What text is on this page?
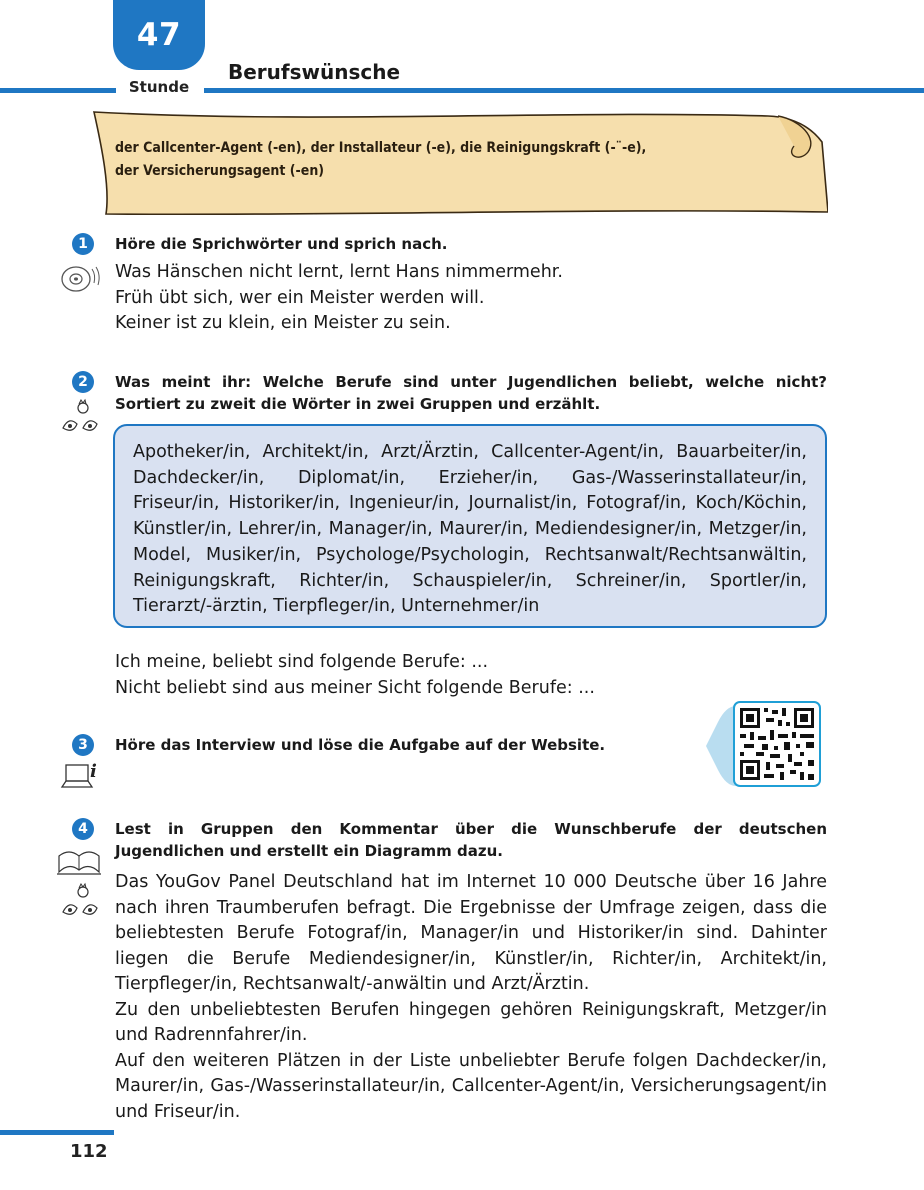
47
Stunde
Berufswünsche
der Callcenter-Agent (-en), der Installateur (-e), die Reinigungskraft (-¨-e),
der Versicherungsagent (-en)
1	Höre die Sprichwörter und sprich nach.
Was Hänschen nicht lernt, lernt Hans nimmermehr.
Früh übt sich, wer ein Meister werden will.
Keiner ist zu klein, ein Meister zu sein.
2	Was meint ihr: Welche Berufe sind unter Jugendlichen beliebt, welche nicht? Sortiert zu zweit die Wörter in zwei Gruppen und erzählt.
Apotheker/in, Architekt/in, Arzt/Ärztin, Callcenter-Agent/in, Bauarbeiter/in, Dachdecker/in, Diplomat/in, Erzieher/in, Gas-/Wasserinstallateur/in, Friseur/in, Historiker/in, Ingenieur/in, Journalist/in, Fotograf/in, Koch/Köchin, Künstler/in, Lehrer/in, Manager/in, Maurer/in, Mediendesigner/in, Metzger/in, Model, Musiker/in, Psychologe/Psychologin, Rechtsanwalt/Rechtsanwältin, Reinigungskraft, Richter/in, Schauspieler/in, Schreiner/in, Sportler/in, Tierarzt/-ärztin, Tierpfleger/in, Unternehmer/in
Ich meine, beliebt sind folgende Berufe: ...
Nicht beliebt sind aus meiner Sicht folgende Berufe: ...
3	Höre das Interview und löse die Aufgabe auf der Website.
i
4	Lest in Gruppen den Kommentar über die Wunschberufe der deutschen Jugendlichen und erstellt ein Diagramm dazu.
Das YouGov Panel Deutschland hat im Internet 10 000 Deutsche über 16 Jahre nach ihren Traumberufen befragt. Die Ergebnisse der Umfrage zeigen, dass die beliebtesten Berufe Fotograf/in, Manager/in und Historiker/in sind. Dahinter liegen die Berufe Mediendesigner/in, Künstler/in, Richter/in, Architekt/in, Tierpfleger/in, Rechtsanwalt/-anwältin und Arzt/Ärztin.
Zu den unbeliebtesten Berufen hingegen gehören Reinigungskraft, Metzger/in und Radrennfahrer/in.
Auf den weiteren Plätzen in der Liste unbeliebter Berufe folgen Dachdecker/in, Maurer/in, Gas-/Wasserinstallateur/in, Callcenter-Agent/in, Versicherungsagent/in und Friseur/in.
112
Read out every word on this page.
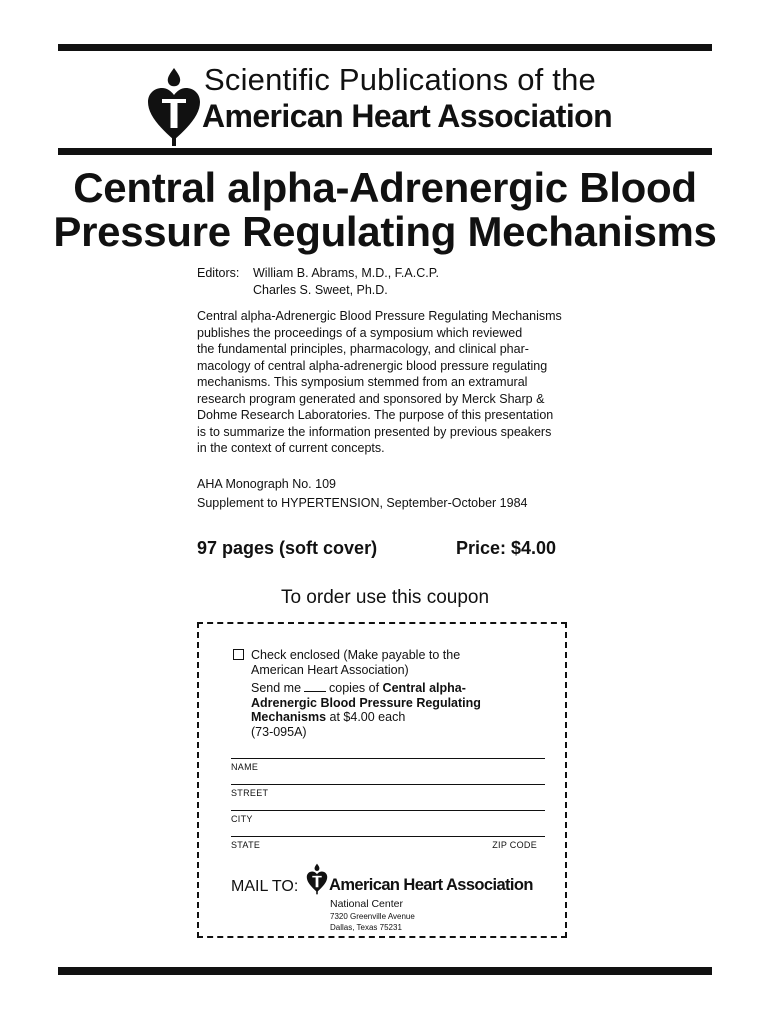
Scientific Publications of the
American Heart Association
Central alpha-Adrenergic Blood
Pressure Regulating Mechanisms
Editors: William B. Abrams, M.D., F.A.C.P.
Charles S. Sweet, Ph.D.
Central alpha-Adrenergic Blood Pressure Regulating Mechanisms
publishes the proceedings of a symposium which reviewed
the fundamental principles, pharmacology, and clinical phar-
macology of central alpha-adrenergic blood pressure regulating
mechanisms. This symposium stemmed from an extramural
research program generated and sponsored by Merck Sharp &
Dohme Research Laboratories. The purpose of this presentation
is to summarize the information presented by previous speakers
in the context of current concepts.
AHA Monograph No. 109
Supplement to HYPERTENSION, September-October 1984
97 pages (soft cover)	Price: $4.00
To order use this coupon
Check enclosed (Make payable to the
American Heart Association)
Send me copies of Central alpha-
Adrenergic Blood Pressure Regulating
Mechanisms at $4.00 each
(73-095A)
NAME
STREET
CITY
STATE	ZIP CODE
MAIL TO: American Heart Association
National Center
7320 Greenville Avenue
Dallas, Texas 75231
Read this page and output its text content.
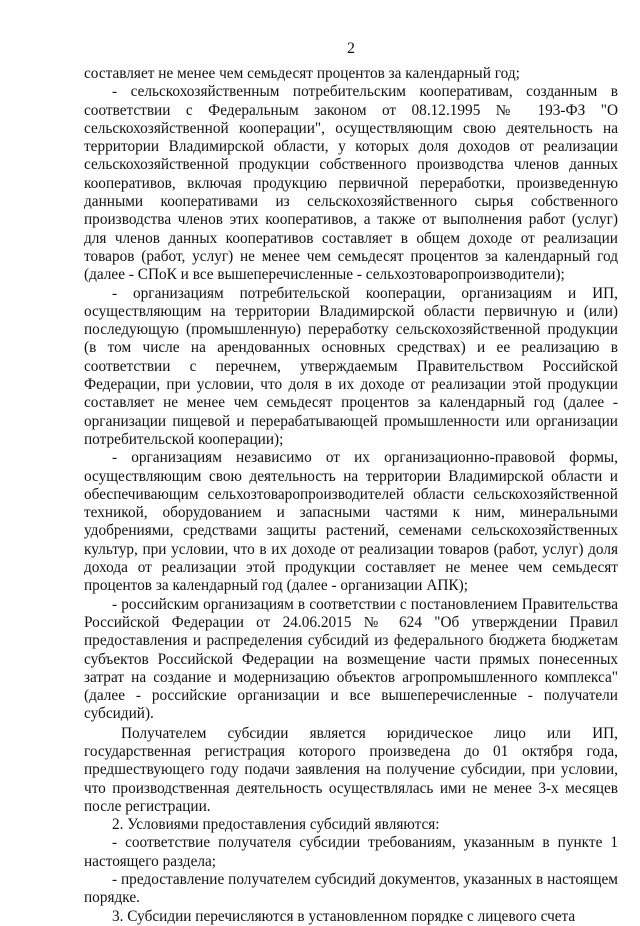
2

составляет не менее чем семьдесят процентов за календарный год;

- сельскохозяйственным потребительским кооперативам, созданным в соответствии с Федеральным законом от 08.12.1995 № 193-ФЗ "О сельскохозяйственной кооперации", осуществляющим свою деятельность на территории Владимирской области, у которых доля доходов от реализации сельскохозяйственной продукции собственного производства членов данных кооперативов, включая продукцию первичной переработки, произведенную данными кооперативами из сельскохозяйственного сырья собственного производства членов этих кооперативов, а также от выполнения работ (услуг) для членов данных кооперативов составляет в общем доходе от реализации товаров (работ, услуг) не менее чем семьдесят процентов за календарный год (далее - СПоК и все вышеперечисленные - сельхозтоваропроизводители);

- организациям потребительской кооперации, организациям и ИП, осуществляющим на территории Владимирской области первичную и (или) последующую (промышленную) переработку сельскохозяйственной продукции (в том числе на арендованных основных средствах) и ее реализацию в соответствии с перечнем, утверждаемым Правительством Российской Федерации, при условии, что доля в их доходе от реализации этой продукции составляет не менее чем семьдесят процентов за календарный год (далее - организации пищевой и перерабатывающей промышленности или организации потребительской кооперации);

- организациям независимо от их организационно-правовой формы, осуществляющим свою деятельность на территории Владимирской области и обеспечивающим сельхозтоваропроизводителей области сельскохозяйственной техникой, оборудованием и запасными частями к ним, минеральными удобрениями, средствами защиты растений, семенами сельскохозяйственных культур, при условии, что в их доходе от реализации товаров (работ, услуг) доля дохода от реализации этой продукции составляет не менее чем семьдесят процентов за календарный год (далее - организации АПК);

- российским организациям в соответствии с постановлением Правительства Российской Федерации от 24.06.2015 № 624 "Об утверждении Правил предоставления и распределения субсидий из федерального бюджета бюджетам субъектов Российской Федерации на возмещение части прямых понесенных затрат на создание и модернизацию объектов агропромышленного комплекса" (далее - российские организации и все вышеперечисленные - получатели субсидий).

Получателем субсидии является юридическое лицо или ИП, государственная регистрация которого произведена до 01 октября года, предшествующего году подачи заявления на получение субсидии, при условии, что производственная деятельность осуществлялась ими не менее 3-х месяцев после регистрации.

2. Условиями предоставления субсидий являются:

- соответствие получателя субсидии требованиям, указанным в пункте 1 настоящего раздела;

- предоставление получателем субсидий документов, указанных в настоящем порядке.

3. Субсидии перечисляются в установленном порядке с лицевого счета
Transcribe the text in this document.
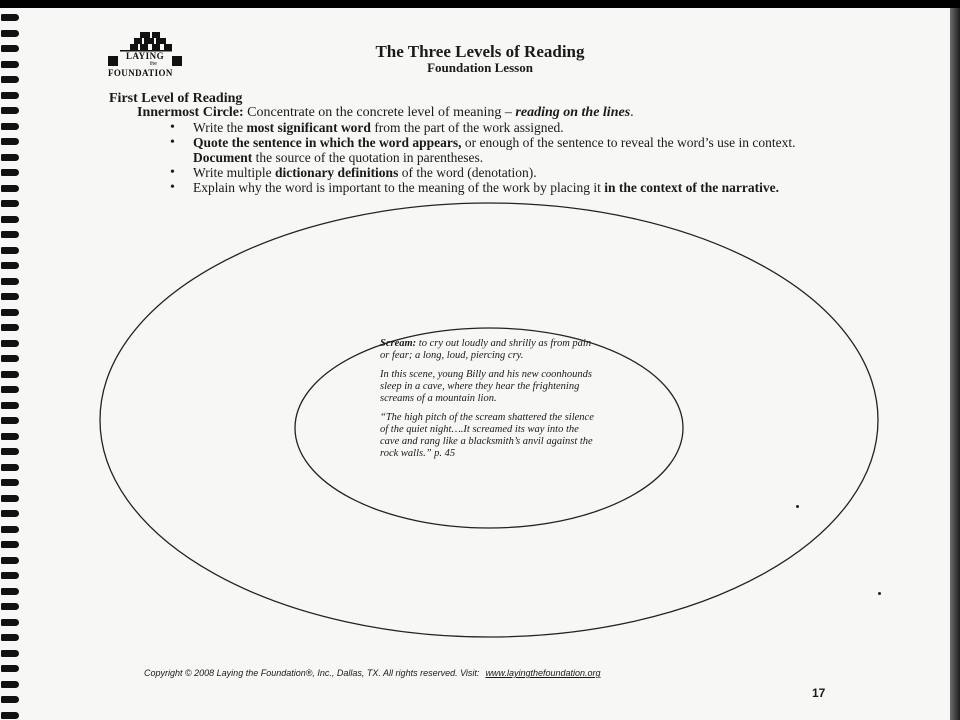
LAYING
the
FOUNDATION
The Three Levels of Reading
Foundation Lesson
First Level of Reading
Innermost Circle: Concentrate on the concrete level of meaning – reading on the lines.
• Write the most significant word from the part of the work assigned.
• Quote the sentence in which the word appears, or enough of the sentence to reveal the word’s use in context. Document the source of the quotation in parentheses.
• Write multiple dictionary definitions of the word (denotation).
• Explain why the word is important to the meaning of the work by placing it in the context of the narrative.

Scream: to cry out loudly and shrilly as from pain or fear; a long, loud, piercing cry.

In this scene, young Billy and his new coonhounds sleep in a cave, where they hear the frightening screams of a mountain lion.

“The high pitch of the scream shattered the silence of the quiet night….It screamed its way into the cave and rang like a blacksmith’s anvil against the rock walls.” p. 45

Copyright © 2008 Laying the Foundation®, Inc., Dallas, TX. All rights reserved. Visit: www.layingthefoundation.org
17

**PROBLEM REQUIREMENTS:**
Filter out every line that lacks the word "календарный", and copy the rest.

**TASK OUTPUT:**
составляет не менее чем семьдесят процентов за календарный год;
- сельскохозяйственным потребительским кооперативам, созданным в соответствии с Федеральным законом от 08.12.1995 № 193-ФЗ "О сельскохозяйственной кооперации", осуществляющим свою деятельность на территории Владимирской области, у которых доля доходов от реализации сельскохозяйственной продукции собственного производства членов данных кооперативов, включая продукцию первичной переработки, произведенную данными кооперативами из сельскохозяйственного сырья собственного производства членов этих кооперативов, а также от выполнения работ (услуг) для членов данных кооперативов составляет в общем доходе от реализации товаров (работ, услуг) не менее чем семьдесят процентов за календарный год (далее - СПоК и все вышеперечисленные - сельхозтоваропроизводители);
- организациям потребительской кооперации, организациям и ИП, осуществляющим на территории Владимирской области первичную и (или) последующую (промышленную) переработку сельскохозяйственной продукции (в том числе на арендованных основных средствах) и ее реализацию в соответствии с перечнем, утверждаемым Правительством Российской Федерации, при условии, что доля в их доходе от реализации этой продукции составляет не менее чем семьдесят процентов за календарный год (далее - организации пищевой и перерабатывающей промышленности или организации потребительской кооперации);
- организациям независимо от их организационно-правовой формы, осуществляющим свою деятельность на территории Владимирской области и обеспечивающим сельхозтоваропроизводителей области сельскохозяйственной техникой, оборудованием и запасными частями к ним, минеральными удобрениями, средствами защиты растений, семенами сельскохозяйственных культур, при условии, что в их доходе от реализации товаров (работ, услуг) доля дохода от реализации этой продукции составляет не менее чем семьдесят процентов за календарный год (далее - организации АПК);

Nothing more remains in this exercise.